STATED GOAL: Reproduce the records exactly.

DATA EXTRACT:
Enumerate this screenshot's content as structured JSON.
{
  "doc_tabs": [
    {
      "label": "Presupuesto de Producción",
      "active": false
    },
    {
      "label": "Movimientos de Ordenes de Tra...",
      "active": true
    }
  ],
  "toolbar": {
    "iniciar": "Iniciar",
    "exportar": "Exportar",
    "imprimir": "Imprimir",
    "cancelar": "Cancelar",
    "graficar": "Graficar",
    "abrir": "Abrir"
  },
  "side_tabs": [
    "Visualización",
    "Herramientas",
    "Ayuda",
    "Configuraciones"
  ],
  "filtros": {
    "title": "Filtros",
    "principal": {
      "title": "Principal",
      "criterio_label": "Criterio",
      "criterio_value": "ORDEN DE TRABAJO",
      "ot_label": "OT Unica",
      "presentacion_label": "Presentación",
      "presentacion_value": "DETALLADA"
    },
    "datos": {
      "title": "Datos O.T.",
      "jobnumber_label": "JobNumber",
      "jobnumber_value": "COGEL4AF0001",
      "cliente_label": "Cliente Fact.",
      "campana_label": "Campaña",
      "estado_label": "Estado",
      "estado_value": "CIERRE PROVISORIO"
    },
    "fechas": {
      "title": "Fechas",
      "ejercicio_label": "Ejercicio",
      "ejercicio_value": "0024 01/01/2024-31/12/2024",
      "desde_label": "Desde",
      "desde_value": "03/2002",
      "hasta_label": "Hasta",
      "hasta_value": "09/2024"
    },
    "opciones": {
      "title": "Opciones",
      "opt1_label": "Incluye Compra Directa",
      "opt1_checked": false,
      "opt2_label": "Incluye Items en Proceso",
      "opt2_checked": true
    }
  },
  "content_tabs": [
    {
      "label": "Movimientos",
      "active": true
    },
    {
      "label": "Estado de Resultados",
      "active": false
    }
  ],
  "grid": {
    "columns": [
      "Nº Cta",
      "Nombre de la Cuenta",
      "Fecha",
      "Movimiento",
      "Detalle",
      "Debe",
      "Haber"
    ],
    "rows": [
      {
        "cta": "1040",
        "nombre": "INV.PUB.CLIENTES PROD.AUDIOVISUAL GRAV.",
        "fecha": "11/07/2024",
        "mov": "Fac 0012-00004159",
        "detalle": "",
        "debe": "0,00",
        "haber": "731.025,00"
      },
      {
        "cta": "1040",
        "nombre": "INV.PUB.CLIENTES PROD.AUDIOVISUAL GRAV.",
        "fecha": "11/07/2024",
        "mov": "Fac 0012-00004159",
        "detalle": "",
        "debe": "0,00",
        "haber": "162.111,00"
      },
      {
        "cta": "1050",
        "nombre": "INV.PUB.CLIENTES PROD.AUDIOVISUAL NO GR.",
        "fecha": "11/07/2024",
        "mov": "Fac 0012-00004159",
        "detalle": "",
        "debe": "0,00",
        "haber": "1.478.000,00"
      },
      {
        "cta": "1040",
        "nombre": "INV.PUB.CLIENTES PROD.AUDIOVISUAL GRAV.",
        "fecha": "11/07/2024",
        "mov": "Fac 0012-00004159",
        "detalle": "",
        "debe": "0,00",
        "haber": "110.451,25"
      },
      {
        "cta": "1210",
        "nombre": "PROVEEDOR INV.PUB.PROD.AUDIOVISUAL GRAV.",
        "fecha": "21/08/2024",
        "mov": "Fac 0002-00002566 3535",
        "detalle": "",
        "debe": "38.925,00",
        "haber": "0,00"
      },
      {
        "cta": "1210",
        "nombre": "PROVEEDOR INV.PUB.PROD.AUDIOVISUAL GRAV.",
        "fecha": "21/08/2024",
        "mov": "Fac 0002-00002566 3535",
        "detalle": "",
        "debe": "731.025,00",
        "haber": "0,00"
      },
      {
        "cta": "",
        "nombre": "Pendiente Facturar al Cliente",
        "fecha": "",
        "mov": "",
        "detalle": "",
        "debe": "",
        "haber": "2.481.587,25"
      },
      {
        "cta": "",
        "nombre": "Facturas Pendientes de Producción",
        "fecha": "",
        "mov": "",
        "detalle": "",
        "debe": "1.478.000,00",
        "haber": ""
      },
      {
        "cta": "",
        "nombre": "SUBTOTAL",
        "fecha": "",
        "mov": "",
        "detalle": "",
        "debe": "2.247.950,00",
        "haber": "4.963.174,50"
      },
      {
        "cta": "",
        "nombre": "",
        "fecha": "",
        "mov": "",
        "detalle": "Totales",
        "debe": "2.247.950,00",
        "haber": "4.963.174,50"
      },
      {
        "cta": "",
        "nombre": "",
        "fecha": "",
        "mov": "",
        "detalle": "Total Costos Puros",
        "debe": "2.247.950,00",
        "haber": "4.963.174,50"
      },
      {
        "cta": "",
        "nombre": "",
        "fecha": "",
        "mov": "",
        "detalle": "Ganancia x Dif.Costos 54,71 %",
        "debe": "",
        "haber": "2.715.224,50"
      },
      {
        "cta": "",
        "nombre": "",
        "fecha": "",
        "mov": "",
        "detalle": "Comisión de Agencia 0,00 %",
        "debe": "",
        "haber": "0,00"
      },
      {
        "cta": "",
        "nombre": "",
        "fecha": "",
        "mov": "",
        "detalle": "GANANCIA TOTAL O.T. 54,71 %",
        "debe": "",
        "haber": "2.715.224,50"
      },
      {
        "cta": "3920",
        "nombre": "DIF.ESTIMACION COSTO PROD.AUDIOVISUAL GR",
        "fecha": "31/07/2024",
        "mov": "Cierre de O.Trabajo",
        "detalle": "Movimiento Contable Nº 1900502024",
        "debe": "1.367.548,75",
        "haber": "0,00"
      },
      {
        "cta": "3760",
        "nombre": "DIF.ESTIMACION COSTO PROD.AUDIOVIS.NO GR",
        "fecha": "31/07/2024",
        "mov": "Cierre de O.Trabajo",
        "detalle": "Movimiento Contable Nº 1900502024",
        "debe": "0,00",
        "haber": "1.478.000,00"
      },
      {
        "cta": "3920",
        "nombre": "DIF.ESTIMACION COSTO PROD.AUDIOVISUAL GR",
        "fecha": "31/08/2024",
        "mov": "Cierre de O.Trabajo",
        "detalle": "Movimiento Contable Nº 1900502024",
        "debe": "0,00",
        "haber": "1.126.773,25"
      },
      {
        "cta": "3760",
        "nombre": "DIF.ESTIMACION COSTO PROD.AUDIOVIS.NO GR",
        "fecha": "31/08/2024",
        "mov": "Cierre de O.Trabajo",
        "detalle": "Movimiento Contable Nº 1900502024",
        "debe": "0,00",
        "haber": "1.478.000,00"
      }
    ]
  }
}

EXERCISE RESPONSE:
Enumerate this screenshot's content as structured JSON.
{
  "doc_tabs": [
    {
      "label": "Presupuesto de Producción",
      "active": false
    },
    {
      "label": "Movimientos de Ordenes de Tra...",
      "active": true
    }
  ],
  "toolbar": {
    "iniciar": "Iniciar",
    "exportar": "Exportar",
    "imprimir": "Imprimir",
    "cancelar": "Cancelar",
    "graficar": "Graficar",
    "abrir": "Abrir"
  },
  "side_tabs": [
    "Visualización",
    "Herramientas",
    "Ayuda",
    "Configuraciones"
  ],
  "filtros": {
    "title": "Filtros",
    "principal": {
      "title": "Principal",
      "criterio_label": "Criterio",
      "criterio_value": "ORDEN DE TRABAJO",
      "ot_label": "OT Unica",
      "presentacion_label": "Presentación",
      "presentacion_value": "DETALLADA"
    },
    "datos": {
      "title": "Datos O.T.",
      "jobnumber_label": "JobNumber",
      "jobnumber_value": "COGEL4AF0001",
      "cliente_label": "Cliente Fact.",
      "campana_label": "Campaña",
      "estado_label": "Estado",
      "estado_value": "CIERRE PROVISORIO"
    },
    "fechas": {
      "title": "Fechas",
      "ejercicio_label": "Ejercicio",
      "ejercicio_value": "0024 01/01/2024-31/12/2024",
      "desde_label": "Desde",
      "desde_value": "03/2002",
      "hasta_label": "Hasta",
      "hasta_value": "09/2024"
    },
    "opciones": {
      "title": "Opciones",
      "opt1_label": "Incluye Compra Directa",
      "opt1_checked": false,
      "opt2_label": "Incluye Items en Proceso",
      "opt2_checked": true
    }
  },
  "content_tabs": [
    {
      "label": "Movimientos",
      "active": true
    },
    {
      "label": "Estado de Resultados",
      "active": false
    }
  ],
  "grid": {
    "columns": [
      "Nº Cta",
      "Nombre de la Cuenta",
      "Fecha",
      "Movimiento",
      "Detalle",
      "Debe",
      "Haber"
    ],
    "rows": [
      {
        "cta": "1040",
        "nombre": "INV.PUB.CLIENTES PROD.AUDIOVISUAL GRAV.",
        "fecha": "11/07/2024",
        "mov": "Fac 0012-00004159",
        "detalle": "",
        "debe": "0,00",
        "haber": "731.025,00"
      },
      {
        "cta": "1040",
        "nombre": "INV.PUB.CLIENTES PROD.AUDIOVISUAL GRAV.",
        "fecha": "11/07/2024",
        "mov": "Fac 0012-00004159",
        "detalle": "",
        "debe": "0,00",
        "haber": "162.111,00"
      },
      {
        "cta": "1050",
        "nombre": "INV.PUB.CLIENTES PROD.AUDIOVISUAL NO GR.",
        "fecha": "11/07/2024",
        "mov": "Fac 0012-00004159",
        "detalle": "",
        "debe": "0,00",
        "haber": "1.478.000,00"
      },
      {
        "cta": "1040",
        "nombre": "INV.PUB.CLIENTES PROD.AUDIOVISUAL GRAV.",
        "fecha": "11/07/2024",
        "mov": "Fac 0012-00004159",
        "detalle": "",
        "debe": "0,00",
        "haber": "110.451,25"
      },
      {
        "cta": "1210",
        "nombre": "PROVEEDOR INV.PUB.PROD.AUDIOVISUAL GRAV.",
        "fecha": "21/08/2024",
        "mov": "Fac 0002-00002566 3535",
        "detalle": "",
        "debe": "38.925,00",
        "haber": "0,00"
      },
      {
        "cta": "1210",
        "nombre": "PROVEEDOR INV.PUB.PROD.AUDIOVISUAL GRAV.",
        "fecha": "21/08/2024",
        "mov": "Fac 0002-00002566 3535",
        "detalle": "",
        "debe": "731.025,00",
        "haber": "0,00"
      },
      {
        "cta": "",
        "nombre": "Pendiente Facturar al Cliente",
        "fecha": "",
        "mov": "",
        "detalle": "",
        "debe": "",
        "haber": "2.481.587,25"
      },
      {
        "cta": "",
        "nombre": "Facturas Pendientes de Producción",
        "fecha": "",
        "mov": "",
        "detalle": "",
        "debe": "1.478.000,00",
        "haber": ""
      },
      {
        "cta": "",
        "nombre": "SUBTOTAL",
        "fecha": "",
        "mov": "",
        "detalle": "",
        "debe": "2.247.950,00",
        "haber": "4.963.174,50"
      },
      {
        "cta": "",
        "nombre": "",
        "fecha": "",
        "mov": "",
        "detalle": "Totales",
        "debe": "2.247.950,00",
        "haber": "4.963.174,50"
      },
      {
        "cta": "",
        "nombre": "",
        "fecha": "",
        "mov": "",
        "detalle": "Total Costos Puros",
        "debe": "2.247.950,00",
        "haber": "4.963.174,50"
      },
      {
        "cta": "",
        "nombre": "",
        "fecha": "",
        "mov": "",
        "detalle": "Ganancia x Dif.Costos 54,71 %",
        "debe": "",
        "haber": "2.715.224,50"
      },
      {
        "cta": "",
        "nombre": "",
        "fecha": "",
        "mov": "",
        "detalle": "Comisión de Agencia 0,00 %",
        "debe": "",
        "haber": "0,00"
      },
      {
        "cta": "",
        "nombre": "",
        "fecha": "",
        "mov": "",
        "detalle": "GANANCIA TOTAL O.T. 54,71 %",
        "debe": "",
        "haber": "2.715.224,50"
      },
      {
        "cta": "3920",
        "nombre": "DIF.ESTIMACION COSTO PROD.AUDIOVISUAL GR",
        "fecha": "31/07/2024",
        "mov": "Cierre de O.Trabajo",
        "detalle": "Movimiento Contable Nº 1900502024",
        "debe": "1.367.548,75",
        "haber": "0,00"
      },
      {
        "cta": "3760",
        "nombre": "DIF.ESTIMACION COSTO PROD.AUDIOVIS.NO GR",
        "fecha": "31/07/2024",
        "mov": "Cierre de O.Trabajo",
        "detalle": "Movimiento Contable Nº 1900502024",
        "debe": "0,00",
        "haber": "1.478.000,00"
      },
      {
        "cta": "3920",
        "nombre": "DIF.ESTIMACION COSTO PROD.AUDIOVISUAL GR",
        "fecha": "31/08/2024",
        "mov": "Cierre de O.Trabajo",
        "detalle": "Movimiento Contable Nº 1900502024",
        "debe": "0,00",
        "haber": "1.126.773,25"
      },
      {
        "cta": "3760",
        "nombre": "DIF.ESTIMACION COSTO PROD.AUDIOVIS.NO GR",
        "fecha": "31/08/2024",
        "mov": "Cierre de O.Trabajo",
        "detalle": "Movimiento Contable Nº 1900502024",
        "debe": "0,00",
        "haber": "1.478.000,00"
      }
    ]
  }
}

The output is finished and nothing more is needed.